### Written instruction
Omit every image, and transcribe the remaining entries exactly as given.

### Records for this task
----
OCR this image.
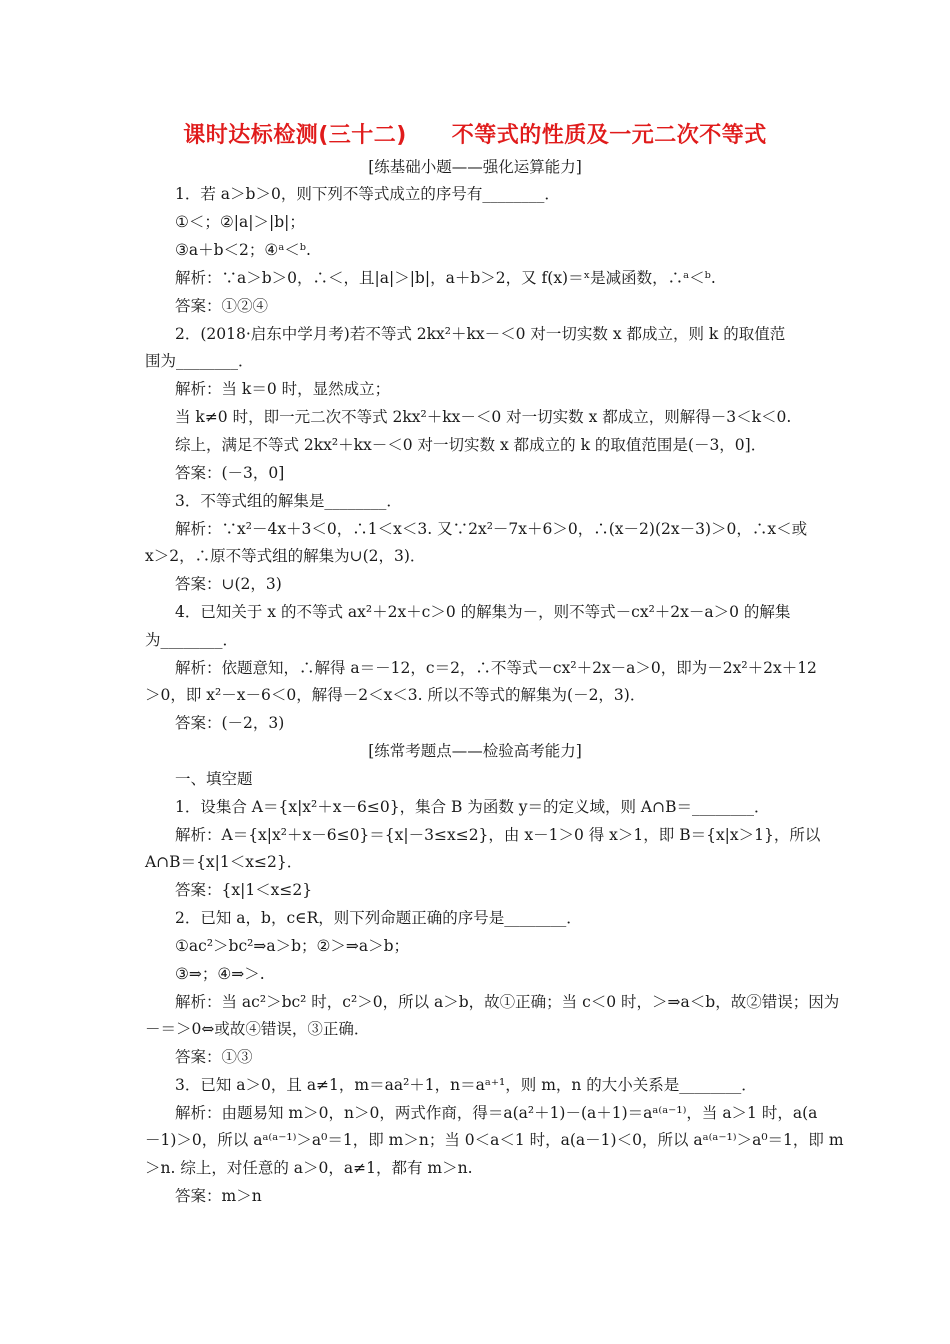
课时达标检测(三十二)　　不等式的性质及一元二次不等式
[练基础小题——强化运算能力]
1．若 a＞b＞0，则下列不等式成立的序号有________．
①＜；②|a|＞|b|；
③a＋b＜2；④ᵃ＜ᵇ.
解析：∵a＞b＞0，∴＜，且|a|＞|b|，a＋b＞2，又 f(x)＝ˣ是减函数，∴ᵃ＜ᵇ.
答案：①②④
2．(2018·启东中学月考)若不等式 2kx²＋kx－＜0 对一切实数 x 都成立，则 k 的取值范
围为________．
解析：当 k＝0 时，显然成立；
当 k≠0 时，即一元二次不等式 2kx²＋kx－＜0 对一切实数 x 都成立，则解得－3＜k＜0.
综上，满足不等式 2kx²＋kx－＜0 对一切实数 x 都成立的 k 的取值范围是(－3，0]．
答案：(－3，0]
3．不等式组的解集是________．
解析：∵x²－4x＋3＜0，∴1＜x＜3. 又∵2x²－7x＋6＞0，∴(x－2)(2x－3)＞0，∴x＜或
x＞2，∴原不等式组的解集为∪(2，3)．
答案：∪(2，3)
4．已知关于 x 的不等式 ax²＋2x＋c＞0 的解集为－，则不等式－cx²＋2x－a＞0 的解集
为________．
解析：依题意知，∴解得 a＝－12，c＝2，∴不等式－cx²＋2x－a＞0，即为－2x²＋2x＋12
＞0，即 x²－x－6＜0，解得－2＜x＜3. 所以不等式的解集为(－2，3)．
答案：(－2，3)
[练常考题点——检验高考能力]
一、填空题
1．设集合 A＝{x|x²＋x－6≤0}，集合 B 为函数 y＝的定义域，则 A∩B＝________．
解析：A＝{x|x²＋x－6≤0}＝{x|－3≤x≤2}，由 x－1＞0 得 x＞1，即 B＝{x|x＞1}，所以
A∩B＝{x|1＜x≤2}．
答案：{x|1＜x≤2}
2．已知 a，b，c∈R，则下列命题正确的序号是________．
①ac²＞bc²⇒a＞b；②＞⇒a＞b；
③⇒；④⇒＞.
解析：当 ac²＞bc² 时，c²＞0，所以 a＞b，故①正确；当 c＜0 时，＞⇒a＜b，故②错误；因为
－＝＞0⇔或故④错误，③正确．
答案：①③
3．已知 a＞0，且 a≠1，m＝aa²＋1，n＝aᵃ⁺¹，则 m，n 的大小关系是________．
解析：由题易知 m＞0，n＞0，两式作商，得＝a(a²＋1)－(a＋1)＝aᵃ⁽ᵃ⁻¹⁾，当 a＞1 时，a(a
－1)＞0，所以 aᵃ⁽ᵃ⁻¹⁾＞a⁰＝1，即 m＞n；当 0＜a＜1 时，a(a－1)＜0，所以 aᵃ⁽ᵃ⁻¹⁾＞a⁰＝1，即 m
＞n. 综上，对任意的 a＞0，a≠1，都有 m＞n.
答案：m＞n
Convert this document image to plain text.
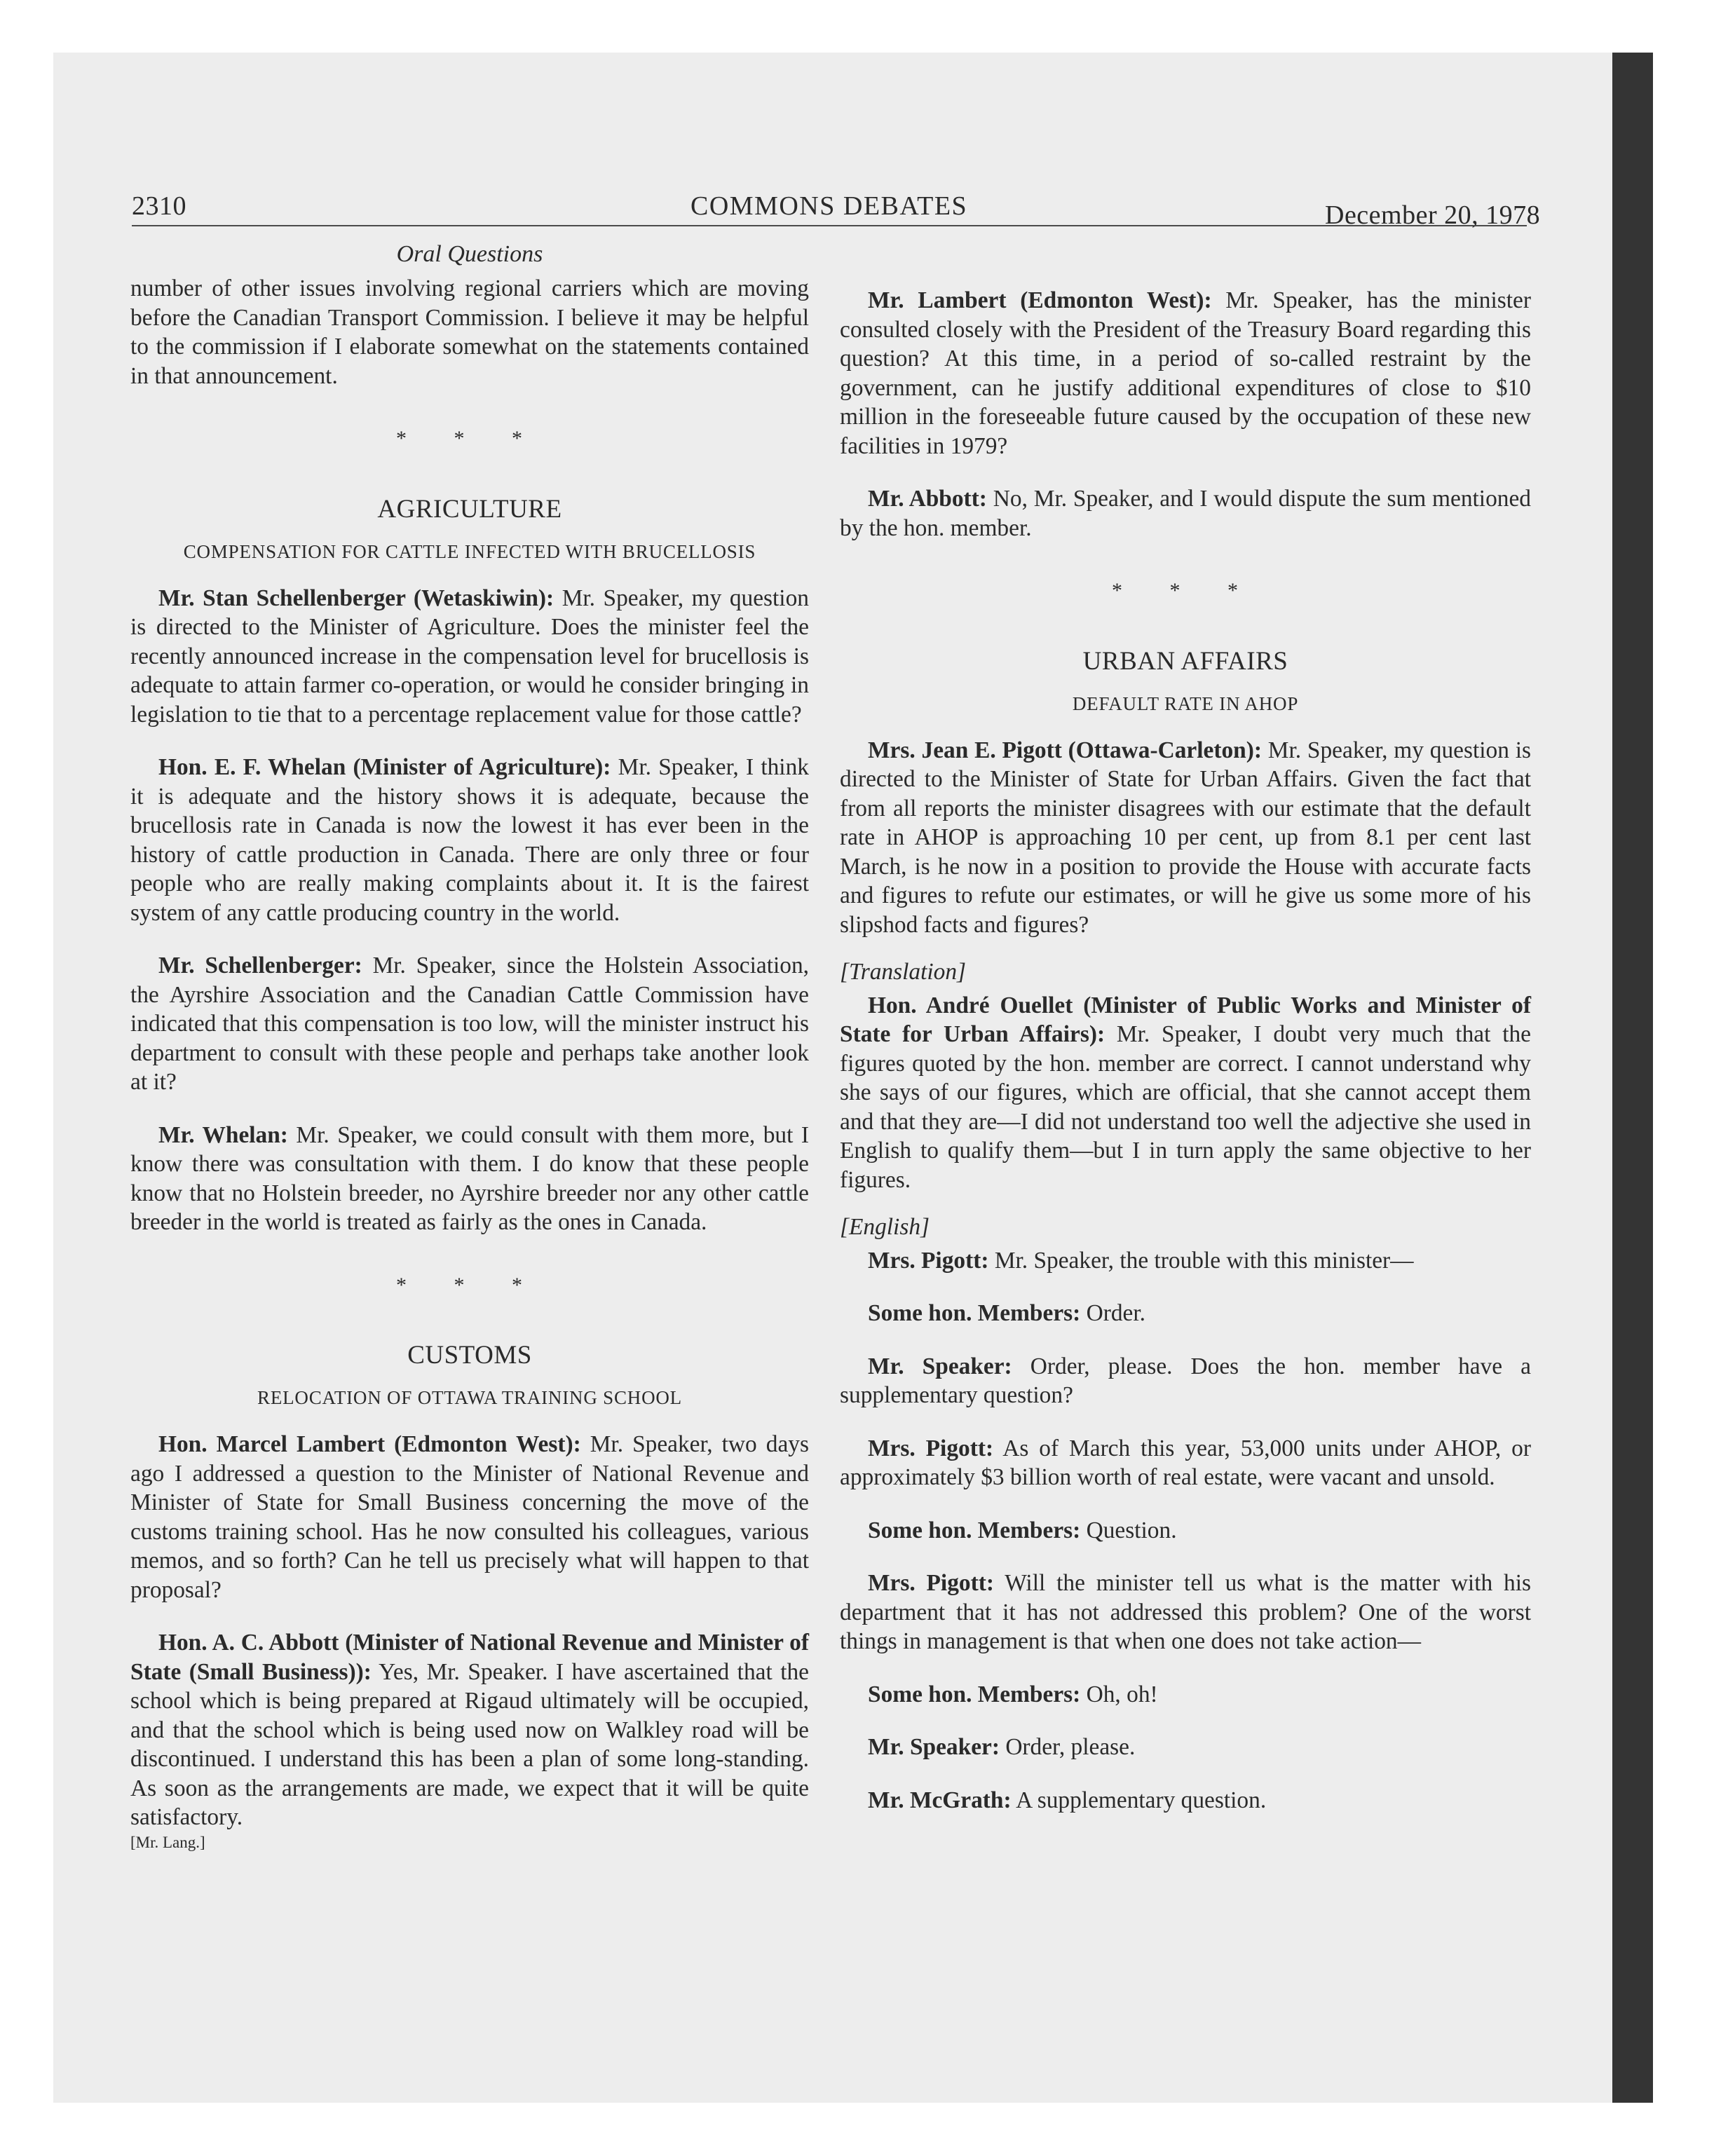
2310	COMMONS DEBATES	December 20, 1978
Oral Questions

number of other issues involving regional carriers which are moving before the Canadian Transport Commission. I believe it may be helpful to the commission if I elaborate somewhat on the statements contained in that announcement.

* * *
AGRICULTURE
COMPENSATION FOR CATTLE INFECTED WITH BRUCELLOSIS

Mr. Stan Schellenberger (Wetaskiwin): Mr. Speaker, my question is directed to the Minister of Agriculture. Does the minister feel the recently announced increase in the compensation level for brucellosis is adequate to attain farmer co-operation, or would he consider bringing in legislation to tie that to a percentage replacement value for those cattle?

Hon. E. F. Whelan (Minister of Agriculture): Mr. Speaker, I think it is adequate and the history shows it is adequate, because the brucellosis rate in Canada is now the lowest it has ever been in the history of cattle production in Canada. There are only three or four people who are really making complaints about it. It is the fairest system of any cattle producing country in the world.

Mr. Schellenberger: Mr. Speaker, since the Holstein Association, the Ayrshire Association and the Canadian Cattle Commission have indicated that this compensation is too low, will the minister instruct his department to consult with these people and perhaps take another look at it?

Mr. Whelan: Mr. Speaker, we could consult with them more, but I know there was consultation with them. I do know that these people know that no Holstein breeder, no Ayrshire breeder nor any other cattle breeder in the world is treated as fairly as the ones in Canada.

* * *
CUSTOMS
RELOCATION OF OTTAWA TRAINING SCHOOL

Hon. Marcel Lambert (Edmonton West): Mr. Speaker, two days ago I addressed a question to the Minister of National Revenue and Minister of State for Small Business concerning the move of the customs training school. Has he now consulted his colleagues, various memos, and so forth? Can he tell us precisely what will happen to that proposal?

Hon. A. C. Abbott (Minister of National Revenue and Minister of State (Small Business)): Yes, Mr. Speaker. I have ascertained that the school which is being prepared at Rigaud ultimately will be occupied, and that the school which is being used now on Walkley road will be discontinued. I understand this has been a plan of some long-standing. As soon as the arrangements are made, we expect that it will be quite satisfactory.

[Mr. Lang.]

Mr. Lambert (Edmonton West): Mr. Speaker, has the minister consulted closely with the President of the Treasury Board regarding this question? At this time, in a period of so-called restraint by the government, can he justify additional expenditures of close to $10 million in the foreseeable future caused by the occupation of these new facilities in 1979?

Mr. Abbott: No, Mr. Speaker, and I would dispute the sum mentioned by the hon. member.

* * *
URBAN AFFAIRS
DEFAULT RATE IN AHOP

Mrs. Jean E. Pigott (Ottawa-Carleton): Mr. Speaker, my question is directed to the Minister of State for Urban Affairs. Given the fact that from all reports the minister disagrees with our estimate that the default rate in AHOP is approaching 10 per cent, up from 8.1 per cent last March, is he now in a position to provide the House with accurate facts and figures to refute our estimates, or will he give us some more of his slipshod facts and figures?

[Translation]

Hon. André Ouellet (Minister of Public Works and Minister of State for Urban Affairs): Mr. Speaker, I doubt very much that the figures quoted by the hon. member are correct. I cannot understand why she says of our figures, which are official, that she cannot accept them and that they are—I did not understand too well the adjective she used in English to qualify them—but I in turn apply the same objective to her figures.

[English]

Mrs. Pigott: Mr. Speaker, the trouble with this minister—

Some hon. Members: Order.

Mr. Speaker: Order, please. Does the hon. member have a supplementary question?

Mrs. Pigott: As of March this year, 53,000 units under AHOP, or approximately $3 billion worth of real estate, were vacant and unsold.

Some hon. Members: Question.

Mrs. Pigott: Will the minister tell us what is the matter with his department that it has not addressed this problem? One of the worst things in management is that when one does not take action—

Some hon. Members: Oh, oh!

Mr. Speaker: Order, please.

Mr. McGrath: A supplementary question.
----
### Answer in full
OCR this image.
课时达标检测(三十二)　　不等式的性质及一元二次不等式
[练基础小题——强化运算能力]
1．若 a＞b＞0，则下列不等式成立的序号有________．
①＜；②|a|＞|b|；
③a＋b＜2；④ᵃ＜ᵇ.
解析：∵a＞b＞0，∴＜，且|a|＞|b|，a＋b＞2，又 f(x)＝ˣ是减函数，∴ᵃ＜ᵇ.
答案：①②④
2．(2018·启东中学月考)若不等式 2kx²＋kx－＜0 对一切实数 x 都成立，则 k 的取值范
围为________．
解析：当 k＝0 时，显然成立；
当 k≠0 时，即一元二次不等式 2kx²＋kx－＜0 对一切实数 x 都成立，则解得－3＜k＜0.
综上，满足不等式 2kx²＋kx－＜0 对一切实数 x 都成立的 k 的取值范围是(－3，0]．
答案：(－3，0]
3．不等式组的解集是________．
解析：∵x²－4x＋3＜0，∴1＜x＜3. 又∵2x²－7x＋6＞0，∴(x－2)(2x－3)＞0，∴x＜或
x＞2，∴原不等式组的解集为∪(2，3)．
答案：∪(2，3)
4．已知关于 x 的不等式 ax²＋2x＋c＞0 的解集为－，则不等式－cx²＋2x－a＞0 的解集
为________．
解析：依题意知，∴解得 a＝－12，c＝2，∴不等式－cx²＋2x－a＞0，即为－2x²＋2x＋12
＞0，即 x²－x－6＜0，解得－2＜x＜3. 所以不等式的解集为(－2，3)．
答案：(－2，3)
[练常考题点——检验高考能力]
一、填空题
1．设集合 A＝{x|x²＋x－6≤0}，集合 B 为函数 y＝的定义域，则 A∩B＝________．
解析：A＝{x|x²＋x－6≤0}＝{x|－3≤x≤2}，由 x－1＞0 得 x＞1，即 B＝{x|x＞1}，所以
A∩B＝{x|1＜x≤2}．
答案：{x|1＜x≤2}
2．已知 a，b，c∈R，则下列命题正确的序号是________．
①ac²＞bc²⇒a＞b；②＞⇒a＞b；
③⇒；④⇒＞.
解析：当 ac²＞bc² 时，c²＞0，所以 a＞b，故①正确；当 c＜0 时，＞⇒a＜b，故②错误；因为
－＝＞0⇔或故④错误，③正确．
答案：①③
3．已知 a＞0，且 a≠1，m＝aa²＋1，n＝aᵃ⁺¹，则 m，n 的大小关系是________．
解析：由题易知 m＞0，n＞0，两式作商，得＝a(a²＋1)－(a＋1)＝aᵃ⁽ᵃ⁻¹⁾，当 a＞1 时，a(a
－1)＞0，所以 aᵃ⁽ᵃ⁻¹⁾＞a⁰＝1，即 m＞n；当 0＜a＜1 时，a(a－1)＜0，所以 aᵃ⁽ᵃ⁻¹⁾＞a⁰＝1，即 m
＞n. 综上，对任意的 a＞0，a≠1，都有 m＞n.
答案：m＞n
Convert this document image to plain text.
2310	COMMONS DEBATES	December 20, 1978
Oral Questions

number of other issues involving regional carriers which are moving before the Canadian Transport Commission. I believe it may be helpful to the commission if I elaborate somewhat on the statements contained in that announcement.

* * *
AGRICULTURE
COMPENSATION FOR CATTLE INFECTED WITH BRUCELLOSIS

Mr. Stan Schellenberger (Wetaskiwin): Mr. Speaker, my question is directed to the Minister of Agriculture. Does the minister feel the recently announced increase in the compensation level for brucellosis is adequate to attain farmer co-operation, or would he consider bringing in legislation to tie that to a percentage replacement value for those cattle?

Hon. E. F. Whelan (Minister of Agriculture): Mr. Speaker, I think it is adequate and the history shows it is adequate, because the brucellosis rate in Canada is now the lowest it has ever been in the history of cattle production in Canada. There are only three or four people who are really making complaints about it. It is the fairest system of any cattle producing country in the world.

Mr. Schellenberger: Mr. Speaker, since the Holstein Association, the Ayrshire Association and the Canadian Cattle Commission have indicated that this compensation is too low, will the minister instruct his department to consult with these people and perhaps take another look at it?

Mr. Whelan: Mr. Speaker, we could consult with them more, but I know there was consultation with them. I do know that these people know that no Holstein breeder, no Ayrshire breeder nor any other cattle breeder in the world is treated as fairly as the ones in Canada.

* * *
CUSTOMS
RELOCATION OF OTTAWA TRAINING SCHOOL

Hon. Marcel Lambert (Edmonton West): Mr. Speaker, two days ago I addressed a question to the Minister of National Revenue and Minister of State for Small Business concerning the move of the customs training school. Has he now consulted his colleagues, various memos, and so forth? Can he tell us precisely what will happen to that proposal?

Hon. A. C. Abbott (Minister of National Revenue and Minister of State (Small Business)): Yes, Mr. Speaker. I have ascertained that the school which is being prepared at Rigaud ultimately will be occupied, and that the school which is being used now on Walkley road will be discontinued. I understand this has been a plan of some long-standing. As soon as the arrangements are made, we expect that it will be quite satisfactory.

[Mr. Lang.]

Mr. Lambert (Edmonton West): Mr. Speaker, has the minister consulted closely with the President of the Treasury Board regarding this question? At this time, in a period of so-called restraint by the government, can he justify additional expenditures of close to $10 million in the foreseeable future caused by the occupation of these new facilities in 1979?

Mr. Abbott: No, Mr. Speaker, and I would dispute the sum mentioned by the hon. member.

* * *
URBAN AFFAIRS
DEFAULT RATE IN AHOP

Mrs. Jean E. Pigott (Ottawa-Carleton): Mr. Speaker, my question is directed to the Minister of State for Urban Affairs. Given the fact that from all reports the minister disagrees with our estimate that the default rate in AHOP is approaching 10 per cent, up from 8.1 per cent last March, is he now in a position to provide the House with accurate facts and figures to refute our estimates, or will he give us some more of his slipshod facts and figures?

[Translation]

Hon. André Ouellet (Minister of Public Works and Minister of State for Urban Affairs): Mr. Speaker, I doubt very much that the figures quoted by the hon. member are correct. I cannot understand why she says of our figures, which are official, that she cannot accept them and that they are—I did not understand too well the adjective she used in English to qualify them—but I in turn apply the same objective to her figures.

[English]

Mrs. Pigott: Mr. Speaker, the trouble with this minister—

Some hon. Members: Order.

Mr. Speaker: Order, please. Does the hon. member have a supplementary question?

Mrs. Pigott: As of March this year, 53,000 units under AHOP, or approximately $3 billion worth of real estate, were vacant and unsold.

Some hon. Members: Question.

Mrs. Pigott: Will the minister tell us what is the matter with his department that it has not addressed this problem? One of the worst things in management is that when one does not take action—

Some hon. Members: Oh, oh!

Mr. Speaker: Order, please.

Mr. McGrath: A supplementary question.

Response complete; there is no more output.